* _Do this_
Count every line where "Page" shows up, and give that number only.

* _Some records_
* * * * * * *

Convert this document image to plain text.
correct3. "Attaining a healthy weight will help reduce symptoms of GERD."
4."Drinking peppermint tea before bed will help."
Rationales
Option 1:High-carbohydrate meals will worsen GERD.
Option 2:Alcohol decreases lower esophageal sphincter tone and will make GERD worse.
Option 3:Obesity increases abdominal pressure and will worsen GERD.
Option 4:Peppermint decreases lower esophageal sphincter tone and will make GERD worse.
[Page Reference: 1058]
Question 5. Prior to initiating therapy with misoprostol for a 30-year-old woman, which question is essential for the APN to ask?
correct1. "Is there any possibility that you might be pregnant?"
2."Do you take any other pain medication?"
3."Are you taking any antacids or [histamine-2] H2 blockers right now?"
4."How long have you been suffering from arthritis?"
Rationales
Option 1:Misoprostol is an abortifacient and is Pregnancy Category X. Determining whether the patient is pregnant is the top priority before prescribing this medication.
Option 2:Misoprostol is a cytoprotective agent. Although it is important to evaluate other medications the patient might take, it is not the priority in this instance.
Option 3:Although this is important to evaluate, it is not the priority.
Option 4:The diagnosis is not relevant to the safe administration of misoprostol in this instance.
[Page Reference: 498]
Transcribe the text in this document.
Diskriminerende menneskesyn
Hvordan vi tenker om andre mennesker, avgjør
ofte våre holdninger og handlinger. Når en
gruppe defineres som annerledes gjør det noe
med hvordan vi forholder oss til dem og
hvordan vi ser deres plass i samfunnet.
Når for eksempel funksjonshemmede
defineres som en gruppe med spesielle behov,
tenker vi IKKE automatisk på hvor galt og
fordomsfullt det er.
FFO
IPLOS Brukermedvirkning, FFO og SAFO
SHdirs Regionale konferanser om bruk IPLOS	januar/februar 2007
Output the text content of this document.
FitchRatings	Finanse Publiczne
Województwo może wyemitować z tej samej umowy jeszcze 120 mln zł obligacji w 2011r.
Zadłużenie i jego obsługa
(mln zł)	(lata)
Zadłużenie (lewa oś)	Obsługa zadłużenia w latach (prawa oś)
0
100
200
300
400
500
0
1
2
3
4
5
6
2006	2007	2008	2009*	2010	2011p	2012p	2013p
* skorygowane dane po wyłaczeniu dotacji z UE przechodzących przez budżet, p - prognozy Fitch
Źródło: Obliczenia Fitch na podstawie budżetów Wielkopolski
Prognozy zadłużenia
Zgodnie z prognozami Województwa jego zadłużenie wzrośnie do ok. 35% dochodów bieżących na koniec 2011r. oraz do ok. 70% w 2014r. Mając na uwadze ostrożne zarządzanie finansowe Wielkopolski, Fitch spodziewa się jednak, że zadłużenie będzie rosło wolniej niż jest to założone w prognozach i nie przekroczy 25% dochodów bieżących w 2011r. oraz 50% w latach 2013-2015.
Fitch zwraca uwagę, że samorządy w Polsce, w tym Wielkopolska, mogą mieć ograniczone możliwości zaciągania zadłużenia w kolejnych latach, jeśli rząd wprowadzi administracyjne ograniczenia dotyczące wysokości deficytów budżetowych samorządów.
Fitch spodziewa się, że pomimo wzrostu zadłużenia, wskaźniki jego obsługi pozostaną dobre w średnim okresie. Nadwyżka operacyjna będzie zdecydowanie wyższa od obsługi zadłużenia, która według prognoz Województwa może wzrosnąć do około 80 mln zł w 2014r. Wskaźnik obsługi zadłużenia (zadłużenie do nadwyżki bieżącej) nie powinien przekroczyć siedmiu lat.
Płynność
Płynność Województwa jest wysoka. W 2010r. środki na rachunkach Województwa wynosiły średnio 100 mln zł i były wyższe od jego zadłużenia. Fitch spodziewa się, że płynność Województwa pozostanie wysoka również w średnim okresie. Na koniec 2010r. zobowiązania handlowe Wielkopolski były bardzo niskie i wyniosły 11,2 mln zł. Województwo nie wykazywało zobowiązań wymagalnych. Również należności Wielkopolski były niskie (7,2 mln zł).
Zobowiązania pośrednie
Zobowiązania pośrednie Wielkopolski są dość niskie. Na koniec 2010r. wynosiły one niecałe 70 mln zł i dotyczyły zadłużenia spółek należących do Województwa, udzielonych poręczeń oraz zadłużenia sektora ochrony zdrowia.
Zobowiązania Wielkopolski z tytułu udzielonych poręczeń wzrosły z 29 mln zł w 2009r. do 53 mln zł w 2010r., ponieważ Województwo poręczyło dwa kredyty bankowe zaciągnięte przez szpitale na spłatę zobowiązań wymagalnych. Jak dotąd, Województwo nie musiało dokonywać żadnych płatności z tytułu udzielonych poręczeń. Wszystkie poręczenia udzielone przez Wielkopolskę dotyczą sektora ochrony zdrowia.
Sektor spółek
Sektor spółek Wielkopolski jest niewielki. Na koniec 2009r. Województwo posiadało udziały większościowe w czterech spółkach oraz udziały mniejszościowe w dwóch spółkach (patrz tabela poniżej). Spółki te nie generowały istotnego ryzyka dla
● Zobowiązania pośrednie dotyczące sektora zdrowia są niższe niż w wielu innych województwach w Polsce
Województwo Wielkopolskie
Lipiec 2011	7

* * * * * * *

* _Result of the task_
2